REQUIRED TASK
Repeat all the material exactly; pictures stay out of your copy.

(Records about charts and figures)
((
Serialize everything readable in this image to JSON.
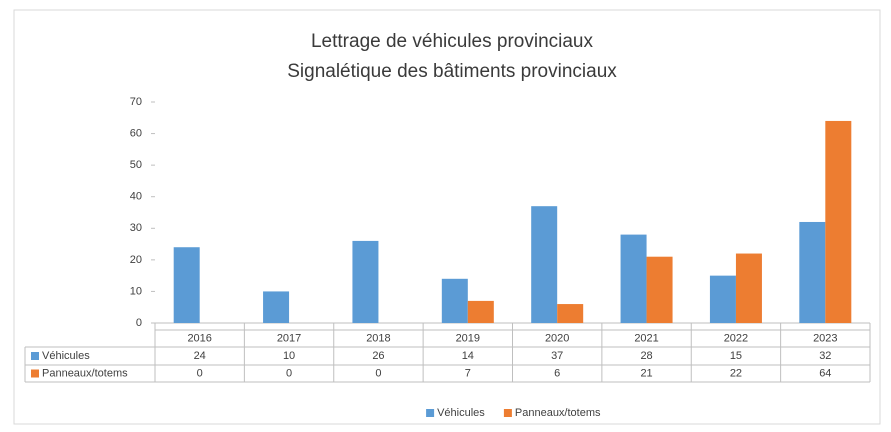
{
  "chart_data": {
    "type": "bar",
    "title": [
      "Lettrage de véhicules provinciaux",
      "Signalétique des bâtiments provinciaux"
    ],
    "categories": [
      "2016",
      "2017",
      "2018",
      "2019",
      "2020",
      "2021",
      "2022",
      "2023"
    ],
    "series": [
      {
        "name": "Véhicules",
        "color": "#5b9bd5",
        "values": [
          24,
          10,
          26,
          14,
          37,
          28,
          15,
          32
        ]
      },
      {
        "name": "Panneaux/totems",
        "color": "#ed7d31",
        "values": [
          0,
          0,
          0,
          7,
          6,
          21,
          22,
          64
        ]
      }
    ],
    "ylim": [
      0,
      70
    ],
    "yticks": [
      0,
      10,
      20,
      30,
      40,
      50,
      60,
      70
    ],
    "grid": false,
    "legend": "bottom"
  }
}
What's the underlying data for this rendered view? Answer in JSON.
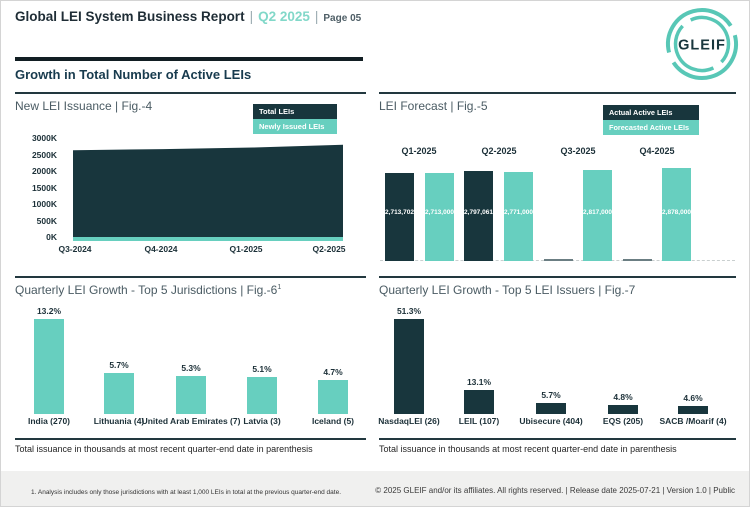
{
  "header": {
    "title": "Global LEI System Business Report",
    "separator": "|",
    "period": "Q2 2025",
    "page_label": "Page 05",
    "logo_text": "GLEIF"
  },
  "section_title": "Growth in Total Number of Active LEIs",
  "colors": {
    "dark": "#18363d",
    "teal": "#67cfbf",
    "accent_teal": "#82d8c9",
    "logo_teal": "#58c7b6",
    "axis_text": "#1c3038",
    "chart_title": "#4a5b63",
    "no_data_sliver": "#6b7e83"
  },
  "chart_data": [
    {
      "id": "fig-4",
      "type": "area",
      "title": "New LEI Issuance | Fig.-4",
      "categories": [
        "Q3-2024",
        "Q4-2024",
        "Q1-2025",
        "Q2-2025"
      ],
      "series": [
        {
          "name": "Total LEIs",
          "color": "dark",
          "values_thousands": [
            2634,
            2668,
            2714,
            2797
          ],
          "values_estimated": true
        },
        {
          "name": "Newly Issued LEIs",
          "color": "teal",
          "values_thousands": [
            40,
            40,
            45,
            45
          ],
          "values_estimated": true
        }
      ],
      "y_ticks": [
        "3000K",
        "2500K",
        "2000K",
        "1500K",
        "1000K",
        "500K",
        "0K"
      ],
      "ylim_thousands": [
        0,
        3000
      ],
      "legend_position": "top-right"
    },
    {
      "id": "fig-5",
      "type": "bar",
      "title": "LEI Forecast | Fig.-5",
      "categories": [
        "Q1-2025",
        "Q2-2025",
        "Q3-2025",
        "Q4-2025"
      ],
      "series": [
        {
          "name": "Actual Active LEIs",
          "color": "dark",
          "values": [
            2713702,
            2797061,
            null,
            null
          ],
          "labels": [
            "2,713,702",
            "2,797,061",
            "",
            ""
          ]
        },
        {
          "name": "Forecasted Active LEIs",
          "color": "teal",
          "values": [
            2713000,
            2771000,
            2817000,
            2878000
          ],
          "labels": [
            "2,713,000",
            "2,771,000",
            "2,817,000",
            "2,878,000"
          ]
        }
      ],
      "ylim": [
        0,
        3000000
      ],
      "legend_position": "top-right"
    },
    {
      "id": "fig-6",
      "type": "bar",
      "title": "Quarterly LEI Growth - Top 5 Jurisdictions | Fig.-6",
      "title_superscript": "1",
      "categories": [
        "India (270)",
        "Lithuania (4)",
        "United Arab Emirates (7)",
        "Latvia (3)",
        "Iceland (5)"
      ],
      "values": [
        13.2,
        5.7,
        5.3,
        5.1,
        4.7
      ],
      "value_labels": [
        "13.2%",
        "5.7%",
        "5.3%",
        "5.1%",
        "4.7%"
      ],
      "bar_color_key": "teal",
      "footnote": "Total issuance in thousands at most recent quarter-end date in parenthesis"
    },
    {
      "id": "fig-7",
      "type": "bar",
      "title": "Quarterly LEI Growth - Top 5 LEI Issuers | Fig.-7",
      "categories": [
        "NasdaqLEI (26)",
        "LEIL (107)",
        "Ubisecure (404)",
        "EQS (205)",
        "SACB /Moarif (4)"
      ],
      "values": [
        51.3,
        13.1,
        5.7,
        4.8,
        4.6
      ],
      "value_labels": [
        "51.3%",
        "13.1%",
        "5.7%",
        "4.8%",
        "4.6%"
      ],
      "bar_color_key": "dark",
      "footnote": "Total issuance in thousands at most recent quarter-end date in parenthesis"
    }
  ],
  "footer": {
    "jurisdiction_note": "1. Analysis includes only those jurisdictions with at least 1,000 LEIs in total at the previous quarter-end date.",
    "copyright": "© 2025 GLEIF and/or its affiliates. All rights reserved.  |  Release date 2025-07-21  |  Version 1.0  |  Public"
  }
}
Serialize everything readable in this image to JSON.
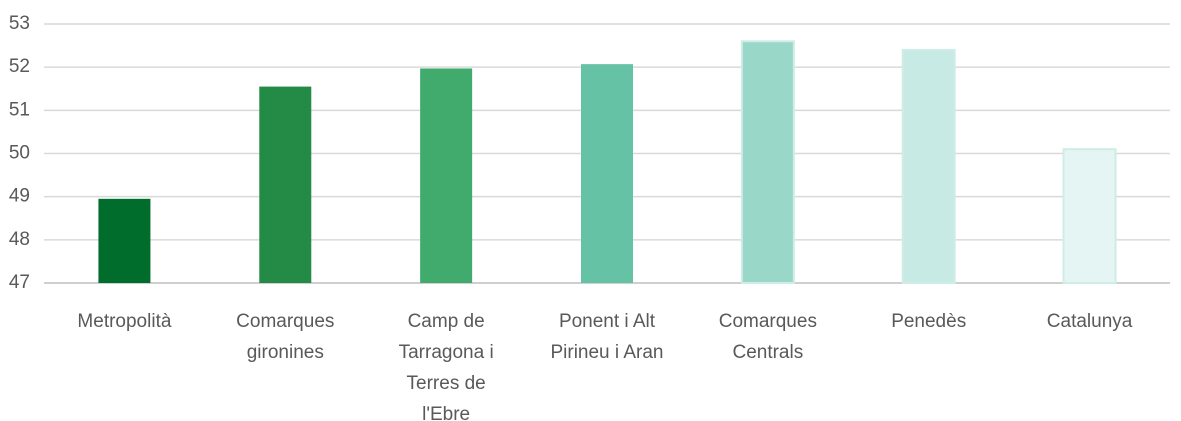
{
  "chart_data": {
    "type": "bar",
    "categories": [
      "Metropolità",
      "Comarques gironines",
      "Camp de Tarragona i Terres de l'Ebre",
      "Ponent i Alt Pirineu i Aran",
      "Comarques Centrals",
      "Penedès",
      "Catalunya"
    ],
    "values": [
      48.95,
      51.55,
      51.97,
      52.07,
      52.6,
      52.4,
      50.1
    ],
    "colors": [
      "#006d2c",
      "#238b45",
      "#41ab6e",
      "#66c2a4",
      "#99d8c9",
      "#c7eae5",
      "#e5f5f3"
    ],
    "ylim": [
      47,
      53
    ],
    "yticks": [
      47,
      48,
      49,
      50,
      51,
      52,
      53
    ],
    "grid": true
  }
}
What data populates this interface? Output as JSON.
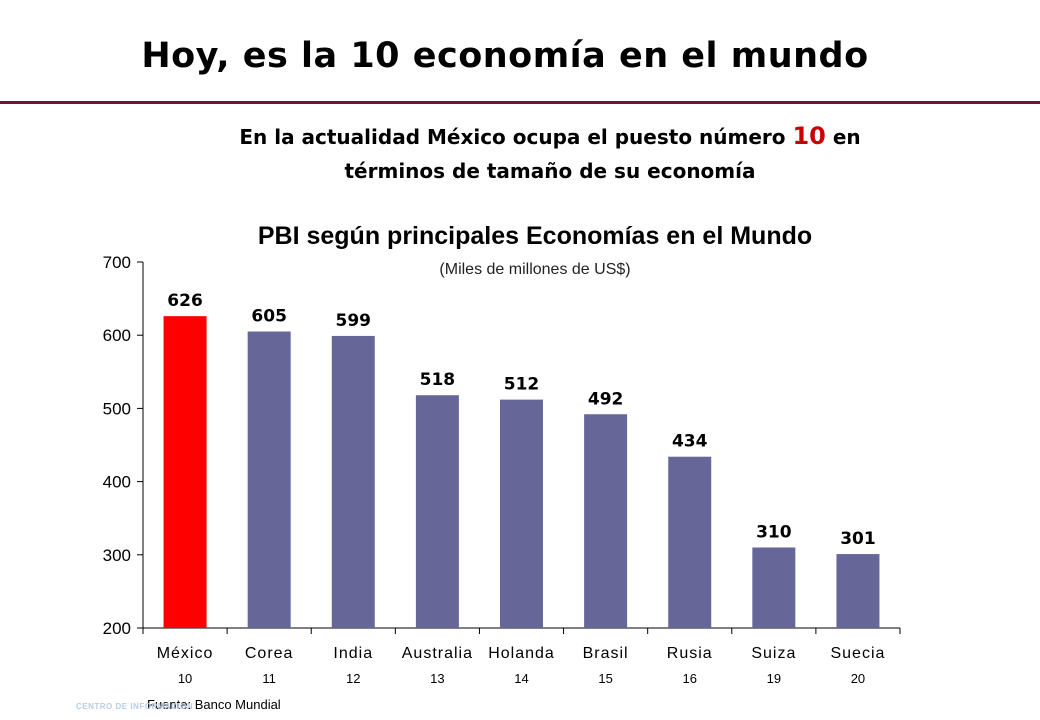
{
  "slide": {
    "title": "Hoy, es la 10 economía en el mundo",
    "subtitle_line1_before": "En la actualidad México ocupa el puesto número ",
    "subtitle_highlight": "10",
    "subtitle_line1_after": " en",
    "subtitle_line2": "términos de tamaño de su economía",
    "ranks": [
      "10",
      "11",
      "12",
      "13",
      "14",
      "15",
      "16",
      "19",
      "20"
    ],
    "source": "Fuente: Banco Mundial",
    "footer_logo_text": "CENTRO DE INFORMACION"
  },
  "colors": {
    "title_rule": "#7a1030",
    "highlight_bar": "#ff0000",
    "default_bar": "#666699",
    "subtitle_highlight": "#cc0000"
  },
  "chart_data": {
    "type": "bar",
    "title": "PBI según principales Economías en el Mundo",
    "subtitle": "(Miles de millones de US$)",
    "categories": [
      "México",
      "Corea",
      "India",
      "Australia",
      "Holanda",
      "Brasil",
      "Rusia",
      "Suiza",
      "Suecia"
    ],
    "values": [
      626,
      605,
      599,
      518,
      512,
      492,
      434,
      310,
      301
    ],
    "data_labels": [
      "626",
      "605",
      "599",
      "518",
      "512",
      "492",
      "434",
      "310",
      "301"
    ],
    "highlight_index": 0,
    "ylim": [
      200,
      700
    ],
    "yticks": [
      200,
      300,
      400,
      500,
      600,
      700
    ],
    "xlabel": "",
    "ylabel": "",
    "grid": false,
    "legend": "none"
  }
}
))
EXERCISE RESULT
Serialize everything readable in this image to JSON.
{
  "chart_data": {
    "type": "bar",
    "title": [
      "Lettrage de véhicules provinciaux",
      "Signalétique des bâtiments provinciaux"
    ],
    "categories": [
      "2016",
      "2017",
      "2018",
      "2019",
      "2020",
      "2021",
      "2022",
      "2023"
    ],
    "series": [
      {
        "name": "Véhicules",
        "color": "#5b9bd5",
        "values": [
          24,
          10,
          26,
          14,
          37,
          28,
          15,
          32
        ]
      },
      {
        "name": "Panneaux/totems",
        "color": "#ed7d31",
        "values": [
          0,
          0,
          0,
          7,
          6,
          21,
          22,
          64
        ]
      }
    ],
    "ylim": [
      0,
      70
    ],
    "yticks": [
      0,
      10,
      20,
      30,
      40,
      50,
      60,
      70
    ],
    "grid": false,
    "legend": "bottom"
  }
}
What's the underlying data for this rendered view? Answer in JSON.
{
  "header": {
    "title": "Global LEI System Business Report",
    "separator": "|",
    "period": "Q2 2025",
    "page_label": "Page 05",
    "logo_text": "GLEIF"
  },
  "section_title": "Growth in Total Number of Active LEIs",
  "colors": {
    "dark": "#18363d",
    "teal": "#67cfbf",
    "accent_teal": "#82d8c9",
    "logo_teal": "#58c7b6",
    "axis_text": "#1c3038",
    "chart_title": "#4a5b63",
    "no_data_sliver": "#6b7e83"
  },
  "chart_data": [
    {
      "id": "fig-4",
      "type": "area",
      "title": "New LEI Issuance | Fig.-4",
      "categories": [
        "Q3-2024",
        "Q4-2024",
        "Q1-2025",
        "Q2-2025"
      ],
      "series": [
        {
          "name": "Total LEIs",
          "color": "dark",
          "values_thousands": [
            2634,
            2668,
            2714,
            2797
          ],
          "values_estimated": true
        },
        {
          "name": "Newly Issued LEIs",
          "color": "teal",
          "values_thousands": [
            40,
            40,
            45,
            45
          ],
          "values_estimated": true
        }
      ],
      "y_ticks": [
        "3000K",
        "2500K",
        "2000K",
        "1500K",
        "1000K",
        "500K",
        "0K"
      ],
      "ylim_thousands": [
        0,
        3000
      ],
      "legend_position": "top-right"
    },
    {
      "id": "fig-5",
      "type": "bar",
      "title": "LEI Forecast | Fig.-5",
      "categories": [
        "Q1-2025",
        "Q2-2025",
        "Q3-2025",
        "Q4-2025"
      ],
      "series": [
        {
          "name": "Actual Active LEIs",
          "color": "dark",
          "values": [
            2713702,
            2797061,
            null,
            null
          ],
          "labels": [
            "2,713,702",
            "2,797,061",
            "",
            ""
          ]
        },
        {
          "name": "Forecasted Active LEIs",
          "color": "teal",
          "values": [
            2713000,
            2771000,
            2817000,
            2878000
          ],
          "labels": [
            "2,713,000",
            "2,771,000",
            "2,817,000",
            "2,878,000"
          ]
        }
      ],
      "ylim": [
        0,
        3000000
      ],
      "legend_position": "top-right"
    },
    {
      "id": "fig-6",
      "type": "bar",
      "title": "Quarterly LEI Growth - Top 5 Jurisdictions | Fig.-6",
      "title_superscript": "1",
      "categories": [
        "India (270)",
        "Lithuania (4)",
        "United Arab Emirates (7)",
        "Latvia (3)",
        "Iceland (5)"
      ],
      "values": [
        13.2,
        5.7,
        5.3,
        5.1,
        4.7
      ],
      "value_labels": [
        "13.2%",
        "5.7%",
        "5.3%",
        "5.1%",
        "4.7%"
      ],
      "bar_color_key": "teal",
      "footnote": "Total issuance in thousands at most recent quarter-end date in parenthesis"
    },
    {
      "id": "fig-7",
      "type": "bar",
      "title": "Quarterly LEI Growth - Top 5 LEI Issuers | Fig.-7",
      "categories": [
        "NasdaqLEI (26)",
        "LEIL (107)",
        "Ubisecure (404)",
        "EQS (205)",
        "SACB /Moarif (4)"
      ],
      "values": [
        51.3,
        13.1,
        5.7,
        4.8,
        4.6
      ],
      "value_labels": [
        "51.3%",
        "13.1%",
        "5.7%",
        "4.8%",
        "4.6%"
      ],
      "bar_color_key": "dark",
      "footnote": "Total issuance in thousands at most recent quarter-end date in parenthesis"
    }
  ],
  "footer": {
    "jurisdiction_note": "1. Analysis includes only those jurisdictions with at least 1,000 LEIs in total at the previous quarter-end date.",
    "copyright": "© 2025 GLEIF and/or its affiliates. All rights reserved.  |  Release date 2025-07-21  |  Version 1.0  |  Public"
  }
}
Serialize everything readable in this image to JSON.
{
  "chart_data": {
    "type": "bar",
    "categories": [
      "Metropolità",
      "Comarques gironines",
      "Camp de Tarragona i Terres de l'Ebre",
      "Ponent i Alt Pirineu i Aran",
      "Comarques Centrals",
      "Penedès",
      "Catalunya"
    ],
    "values": [
      48.95,
      51.55,
      51.97,
      52.07,
      52.6,
      52.4,
      50.1
    ],
    "colors": [
      "#006d2c",
      "#238b45",
      "#41ab6e",
      "#66c2a4",
      "#99d8c9",
      "#c7eae5",
      "#e5f5f3"
    ],
    "ylim": [
      47,
      53
    ],
    "yticks": [
      47,
      48,
      49,
      50,
      51,
      52,
      53
    ],
    "grid": true
  }
}
What data populates this interface? Output as JSON.
{
  "slide": {
    "title": "Hoy, es la 10 economía en el mundo",
    "subtitle_line1_before": "En la actualidad México ocupa el puesto número ",
    "subtitle_highlight": "10",
    "subtitle_line1_after": " en",
    "subtitle_line2": "términos de tamaño de su economía",
    "ranks": [
      "10",
      "11",
      "12",
      "13",
      "14",
      "15",
      "16",
      "19",
      "20"
    ],
    "source": "Fuente: Banco Mundial",
    "footer_logo_text": "CENTRO DE INFORMACION"
  },
  "colors": {
    "title_rule": "#7a1030",
    "highlight_bar": "#ff0000",
    "default_bar": "#666699",
    "subtitle_highlight": "#cc0000"
  },
  "chart_data": {
    "type": "bar",
    "title": "PBI según principales Economías en el Mundo",
    "subtitle": "(Miles de millones de US$)",
    "categories": [
      "México",
      "Corea",
      "India",
      "Australia",
      "Holanda",
      "Brasil",
      "Rusia",
      "Suiza",
      "Suecia"
    ],
    "values": [
      626,
      605,
      599,
      518,
      512,
      492,
      434,
      310,
      301
    ],
    "data_labels": [
      "626",
      "605",
      "599",
      "518",
      "512",
      "492",
      "434",
      "310",
      "301"
    ],
    "highlight_index": 0,
    "ylim": [
      200,
      700
    ],
    "yticks": [
      200,
      300,
      400,
      500,
      600,
      700
    ],
    "xlabel": "",
    "ylabel": "",
    "grid": false,
    "legend": "none"
  }
}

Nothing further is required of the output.